▶ **What needs to be done**
Reproduce the entries below verbatim, line for line, omitting the pictures.

▶ **Records**
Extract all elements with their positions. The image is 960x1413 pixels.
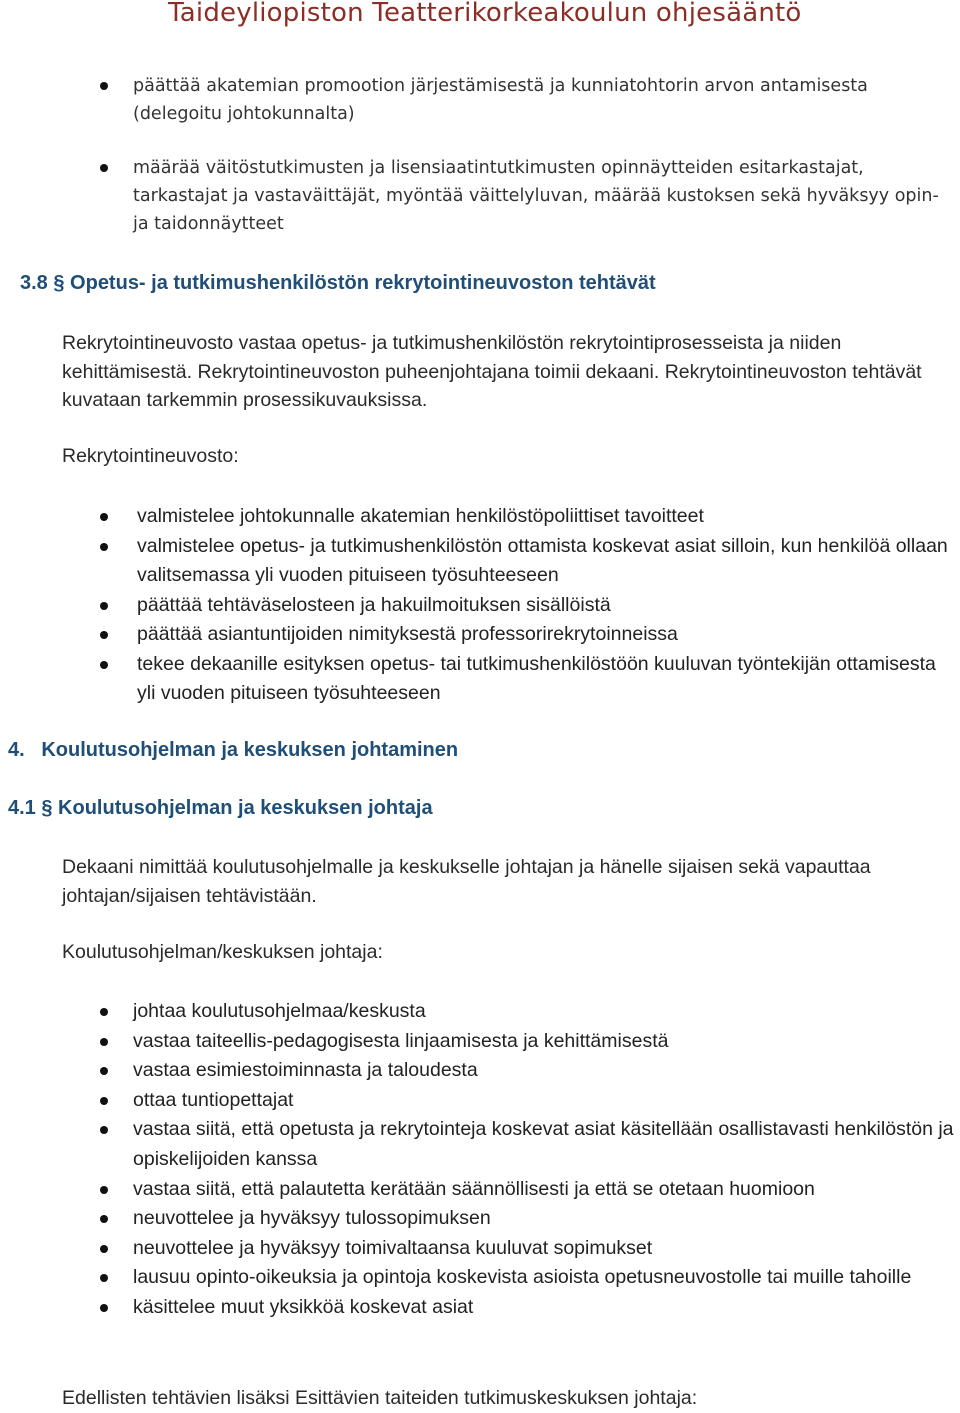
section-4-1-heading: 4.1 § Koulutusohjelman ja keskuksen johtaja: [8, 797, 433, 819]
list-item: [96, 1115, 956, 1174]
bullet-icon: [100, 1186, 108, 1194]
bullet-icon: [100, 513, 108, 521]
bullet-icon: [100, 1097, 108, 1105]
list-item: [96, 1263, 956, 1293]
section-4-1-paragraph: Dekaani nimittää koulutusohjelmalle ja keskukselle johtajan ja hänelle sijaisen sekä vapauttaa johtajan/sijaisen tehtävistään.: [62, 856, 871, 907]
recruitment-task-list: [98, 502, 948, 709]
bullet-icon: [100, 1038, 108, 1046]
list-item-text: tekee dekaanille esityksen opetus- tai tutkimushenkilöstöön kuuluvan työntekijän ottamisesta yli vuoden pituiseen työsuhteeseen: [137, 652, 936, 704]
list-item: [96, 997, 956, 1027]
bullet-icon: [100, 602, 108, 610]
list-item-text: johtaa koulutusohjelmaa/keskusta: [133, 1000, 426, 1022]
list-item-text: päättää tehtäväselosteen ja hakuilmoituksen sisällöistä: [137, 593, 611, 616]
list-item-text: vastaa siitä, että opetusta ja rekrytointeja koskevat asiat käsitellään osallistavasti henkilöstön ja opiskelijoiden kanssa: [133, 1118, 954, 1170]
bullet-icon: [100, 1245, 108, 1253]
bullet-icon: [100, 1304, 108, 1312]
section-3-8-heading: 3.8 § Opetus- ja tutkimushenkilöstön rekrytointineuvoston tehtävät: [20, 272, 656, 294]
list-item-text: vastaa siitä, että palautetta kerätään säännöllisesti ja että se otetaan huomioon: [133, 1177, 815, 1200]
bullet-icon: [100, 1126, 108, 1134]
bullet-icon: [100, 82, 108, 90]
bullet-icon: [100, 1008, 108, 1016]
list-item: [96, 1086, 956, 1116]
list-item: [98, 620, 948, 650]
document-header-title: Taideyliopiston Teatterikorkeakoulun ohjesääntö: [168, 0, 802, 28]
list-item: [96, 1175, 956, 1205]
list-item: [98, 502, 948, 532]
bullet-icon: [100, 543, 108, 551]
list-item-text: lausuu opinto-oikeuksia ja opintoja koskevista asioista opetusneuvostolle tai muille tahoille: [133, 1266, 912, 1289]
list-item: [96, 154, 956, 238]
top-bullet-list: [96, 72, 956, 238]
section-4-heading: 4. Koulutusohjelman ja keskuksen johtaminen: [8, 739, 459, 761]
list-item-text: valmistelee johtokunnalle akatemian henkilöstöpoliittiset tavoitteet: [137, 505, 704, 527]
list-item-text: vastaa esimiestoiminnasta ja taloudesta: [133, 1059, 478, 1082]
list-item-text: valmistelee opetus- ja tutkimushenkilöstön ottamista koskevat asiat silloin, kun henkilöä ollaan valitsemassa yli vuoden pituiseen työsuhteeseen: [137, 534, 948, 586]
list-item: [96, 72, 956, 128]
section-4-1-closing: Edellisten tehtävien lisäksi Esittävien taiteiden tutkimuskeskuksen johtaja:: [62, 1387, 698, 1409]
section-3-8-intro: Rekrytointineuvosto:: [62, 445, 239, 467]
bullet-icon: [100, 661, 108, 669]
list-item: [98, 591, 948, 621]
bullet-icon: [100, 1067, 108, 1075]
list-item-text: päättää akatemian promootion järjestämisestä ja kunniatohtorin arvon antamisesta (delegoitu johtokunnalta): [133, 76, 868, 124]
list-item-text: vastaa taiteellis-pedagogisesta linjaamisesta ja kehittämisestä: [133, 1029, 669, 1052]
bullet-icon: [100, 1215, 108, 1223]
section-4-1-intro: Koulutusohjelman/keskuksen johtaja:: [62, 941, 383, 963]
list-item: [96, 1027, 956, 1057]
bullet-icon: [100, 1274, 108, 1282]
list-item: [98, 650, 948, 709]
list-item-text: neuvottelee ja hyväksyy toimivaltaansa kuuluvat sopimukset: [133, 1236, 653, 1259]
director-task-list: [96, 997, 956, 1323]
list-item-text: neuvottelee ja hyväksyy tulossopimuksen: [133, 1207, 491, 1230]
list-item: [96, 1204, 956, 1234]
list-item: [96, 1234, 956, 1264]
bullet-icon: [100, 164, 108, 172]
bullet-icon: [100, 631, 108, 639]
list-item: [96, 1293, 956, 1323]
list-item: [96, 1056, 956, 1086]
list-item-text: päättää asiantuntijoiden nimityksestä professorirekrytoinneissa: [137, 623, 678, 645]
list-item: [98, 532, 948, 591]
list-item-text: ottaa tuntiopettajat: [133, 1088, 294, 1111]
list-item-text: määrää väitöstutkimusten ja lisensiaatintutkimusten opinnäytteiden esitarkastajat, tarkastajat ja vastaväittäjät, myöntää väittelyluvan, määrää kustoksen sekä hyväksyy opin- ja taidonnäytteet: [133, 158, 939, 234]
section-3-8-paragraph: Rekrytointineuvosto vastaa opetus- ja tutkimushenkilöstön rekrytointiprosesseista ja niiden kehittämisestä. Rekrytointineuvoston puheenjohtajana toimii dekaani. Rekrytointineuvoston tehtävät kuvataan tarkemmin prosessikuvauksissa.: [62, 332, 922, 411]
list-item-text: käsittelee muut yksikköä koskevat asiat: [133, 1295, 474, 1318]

▶ **Task answer**
Extract all elements with their positions. The image is 960x1413 pixels.
section-4-1-heading: 4.1 § Koulutusohjelman ja keskuksen johtaja: [8, 797, 433, 819]
list-item: [96, 1115, 956, 1174]
bullet-icon: [100, 1186, 108, 1194]
bullet-icon: [100, 513, 108, 521]
bullet-icon: [100, 1097, 108, 1105]
list-item: [96, 1263, 956, 1293]
section-4-1-paragraph: Dekaani nimittää koulutusohjelmalle ja keskukselle johtajan ja hänelle sijaisen sekä vapauttaa johtajan/sijaisen tehtävistään.: [62, 856, 871, 907]
recruitment-task-list: [98, 502, 948, 709]
bullet-icon: [100, 1038, 108, 1046]
list-item-text: tekee dekaanille esityksen opetus- tai tutkimushenkilöstöön kuuluvan työntekijän ottamisesta yli vuoden pituiseen työsuhteeseen: [137, 652, 936, 704]
list-item: [96, 997, 956, 1027]
bullet-icon: [100, 602, 108, 610]
list-item-text: johtaa koulutusohjelmaa/keskusta: [133, 1000, 426, 1022]
list-item-text: päättää tehtäväselosteen ja hakuilmoituksen sisällöistä: [137, 593, 611, 616]
list-item-text: vastaa siitä, että opetusta ja rekrytointeja koskevat asiat käsitellään osallistavasti henkilöstön ja opiskelijoiden kanssa: [133, 1118, 954, 1170]
bullet-icon: [100, 1245, 108, 1253]
bullet-icon: [100, 1304, 108, 1312]
section-3-8-heading: 3.8 § Opetus- ja tutkimushenkilöstön rekrytointineuvoston tehtävät: [20, 272, 656, 294]
list-item-text: vastaa siitä, että palautetta kerätään säännöllisesti ja että se otetaan huomioon: [133, 1177, 815, 1200]
bullet-icon: [100, 1126, 108, 1134]
bullet-icon: [100, 82, 108, 90]
bullet-icon: [100, 1008, 108, 1016]
list-item: [96, 1086, 956, 1116]
list-item: [98, 620, 948, 650]
document-header-title: Taideyliopiston Teatterikorkeakoulun ohjesääntö: [168, 0, 802, 28]
list-item: [96, 1175, 956, 1205]
list-item: [98, 502, 948, 532]
bullet-icon: [100, 543, 108, 551]
list-item-text: lausuu opinto-oikeuksia ja opintoja koskevista asioista opetusneuvostolle tai muille tahoille: [133, 1266, 912, 1289]
list-item: [96, 154, 956, 238]
top-bullet-list: [96, 72, 956, 238]
section-4-heading: 4. Koulutusohjelman ja keskuksen johtaminen: [8, 739, 459, 761]
list-item-text: valmistelee johtokunnalle akatemian henkilöstöpoliittiset tavoitteet: [137, 505, 704, 527]
list-item-text: vastaa esimiestoiminnasta ja taloudesta: [133, 1059, 478, 1082]
list-item-text: valmistelee opetus- ja tutkimushenkilöstön ottamista koskevat asiat silloin, kun henkilöä ollaan valitsemassa yli vuoden pituiseen työsuhteeseen: [137, 534, 948, 586]
list-item: [96, 72, 956, 128]
section-4-1-closing: Edellisten tehtävien lisäksi Esittävien taiteiden tutkimuskeskuksen johtaja:: [62, 1387, 698, 1409]
section-3-8-intro: Rekrytointineuvosto:: [62, 445, 239, 467]
bullet-icon: [100, 661, 108, 669]
list-item: [98, 591, 948, 621]
bullet-icon: [100, 1067, 108, 1075]
list-item-text: päättää akatemian promootion järjestämisestä ja kunniatohtorin arvon antamisesta (delegoitu johtokunnalta): [133, 76, 868, 124]
list-item-text: vastaa taiteellis-pedagogisesta linjaamisesta ja kehittämisestä: [133, 1029, 669, 1052]
bullet-icon: [100, 1215, 108, 1223]
section-4-1-intro: Koulutusohjelman/keskuksen johtaja:: [62, 941, 383, 963]
list-item: [96, 1027, 956, 1057]
bullet-icon: [100, 1274, 108, 1282]
list-item: [98, 650, 948, 709]
list-item-text: neuvottelee ja hyväksyy toimivaltaansa kuuluvat sopimukset: [133, 1236, 653, 1259]
director-task-list: [96, 997, 956, 1323]
list-item-text: neuvottelee ja hyväksyy tulossopimuksen: [133, 1207, 491, 1230]
list-item: [96, 1204, 956, 1234]
list-item: [96, 1234, 956, 1264]
bullet-icon: [100, 164, 108, 172]
bullet-icon: [100, 631, 108, 639]
list-item: [96, 1293, 956, 1323]
list-item: [96, 1056, 956, 1086]
list-item-text: päättää asiantuntijoiden nimityksestä professorirekrytoinneissa: [137, 623, 678, 645]
list-item: [98, 532, 948, 591]
list-item-text: ottaa tuntiopettajat: [133, 1088, 294, 1111]
list-item-text: määrää väitöstutkimusten ja lisensiaatintutkimusten opinnäytteiden esitarkastajat, tarkastajat ja vastaväittäjät, myöntää väittelyluvan, määrää kustoksen sekä hyväksyy opin- ja taidonnäytteet: [133, 158, 939, 234]
section-3-8-paragraph: Rekrytointineuvosto vastaa opetus- ja tutkimushenkilöstön rekrytointiprosesseista ja niiden kehittämisestä. Rekrytointineuvoston puheenjohtajana toimii dekaani. Rekrytointineuvoston tehtävät kuvataan tarkemmin prosessikuvauksissa.: [62, 332, 922, 411]
list-item-text: käsittelee muut yksikköä koskevat asiat: [133, 1295, 474, 1318]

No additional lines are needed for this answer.